### GIVEN EXERCISE
From the listing that follows, output everything exactly except the pictures.

Collection entries
-- START --

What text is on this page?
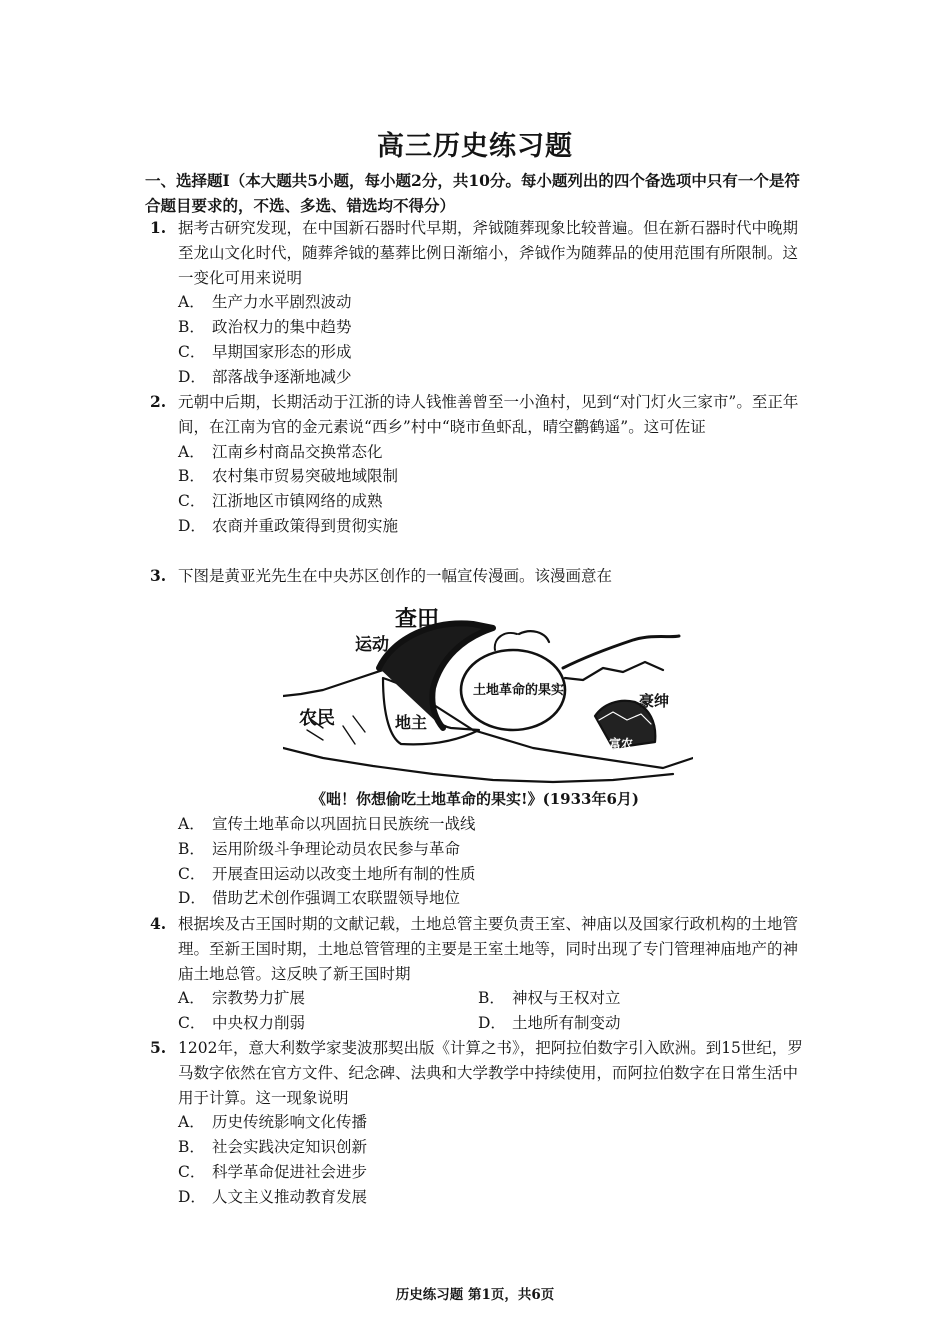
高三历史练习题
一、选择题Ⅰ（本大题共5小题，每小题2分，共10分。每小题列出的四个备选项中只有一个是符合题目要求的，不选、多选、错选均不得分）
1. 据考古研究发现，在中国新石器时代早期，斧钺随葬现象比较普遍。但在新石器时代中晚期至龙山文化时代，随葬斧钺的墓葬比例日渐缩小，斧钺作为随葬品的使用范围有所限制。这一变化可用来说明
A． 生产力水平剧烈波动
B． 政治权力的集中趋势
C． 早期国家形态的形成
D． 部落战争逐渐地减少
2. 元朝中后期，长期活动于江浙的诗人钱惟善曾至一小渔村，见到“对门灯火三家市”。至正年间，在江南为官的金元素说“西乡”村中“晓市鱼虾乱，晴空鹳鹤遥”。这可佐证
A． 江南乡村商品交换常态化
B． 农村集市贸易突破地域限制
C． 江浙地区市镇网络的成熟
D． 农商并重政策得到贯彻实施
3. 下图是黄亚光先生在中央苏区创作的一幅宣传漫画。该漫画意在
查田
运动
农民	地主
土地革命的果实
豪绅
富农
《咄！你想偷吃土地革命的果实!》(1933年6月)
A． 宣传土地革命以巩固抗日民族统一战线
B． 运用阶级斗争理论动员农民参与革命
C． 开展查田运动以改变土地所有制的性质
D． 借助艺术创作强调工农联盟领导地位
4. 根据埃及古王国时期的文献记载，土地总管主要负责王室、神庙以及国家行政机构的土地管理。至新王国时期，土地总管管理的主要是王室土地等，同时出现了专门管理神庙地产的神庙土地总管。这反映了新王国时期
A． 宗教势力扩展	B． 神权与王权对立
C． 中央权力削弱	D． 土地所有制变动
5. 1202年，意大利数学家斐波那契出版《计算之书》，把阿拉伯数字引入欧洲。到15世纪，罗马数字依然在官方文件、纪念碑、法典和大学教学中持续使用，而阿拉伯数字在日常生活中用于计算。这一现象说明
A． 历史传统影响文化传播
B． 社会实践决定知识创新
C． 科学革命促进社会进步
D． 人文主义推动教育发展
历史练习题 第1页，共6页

-- END --

### EXERCISE SOLUTION
What text is on this page?
高三历史练习题
一、选择题Ⅰ（本大题共5小题，每小题2分，共10分。每小题列出的四个备选项中只有一个是符合题目要求的，不选、多选、错选均不得分）
1. 据考古研究发现，在中国新石器时代早期，斧钺随葬现象比较普遍。但在新石器时代中晚期至龙山文化时代，随葬斧钺的墓葬比例日渐缩小，斧钺作为随葬品的使用范围有所限制。这一变化可用来说明
A． 生产力水平剧烈波动
B． 政治权力的集中趋势
C． 早期国家形态的形成
D． 部落战争逐渐地减少
2. 元朝中后期，长期活动于江浙的诗人钱惟善曾至一小渔村，见到“对门灯火三家市”。至正年间，在江南为官的金元素说“西乡”村中“晓市鱼虾乱，晴空鹳鹤遥”。这可佐证
A． 江南乡村商品交换常态化
B． 农村集市贸易突破地域限制
C． 江浙地区市镇网络的成熟
D． 农商并重政策得到贯彻实施
3. 下图是黄亚光先生在中央苏区创作的一幅宣传漫画。该漫画意在
查田
运动
农民	地主
土地革命的果实
豪绅
富农
《咄！你想偷吃土地革命的果实!》(1933年6月)
A． 宣传土地革命以巩固抗日民族统一战线
B． 运用阶级斗争理论动员农民参与革命
C． 开展查田运动以改变土地所有制的性质
D． 借助艺术创作强调工农联盟领导地位
4. 根据埃及古王国时期的文献记载，土地总管主要负责王室、神庙以及国家行政机构的土地管理。至新王国时期，土地总管管理的主要是王室土地等，同时出现了专门管理神庙地产的神庙土地总管。这反映了新王国时期
A． 宗教势力扩展	B． 神权与王权对立
C． 中央权力削弱	D． 土地所有制变动
5. 1202年，意大利数学家斐波那契出版《计算之书》，把阿拉伯数字引入欧洲。到15世纪，罗马数字依然在官方文件、纪念碑、法典和大学教学中持续使用，而阿拉伯数字在日常生活中用于计算。这一现象说明
A． 历史传统影响文化传播
B． 社会实践决定知识创新
C． 科学革命促进社会进步
D． 人文主义推动教育发展
历史练习题 第1页，共6页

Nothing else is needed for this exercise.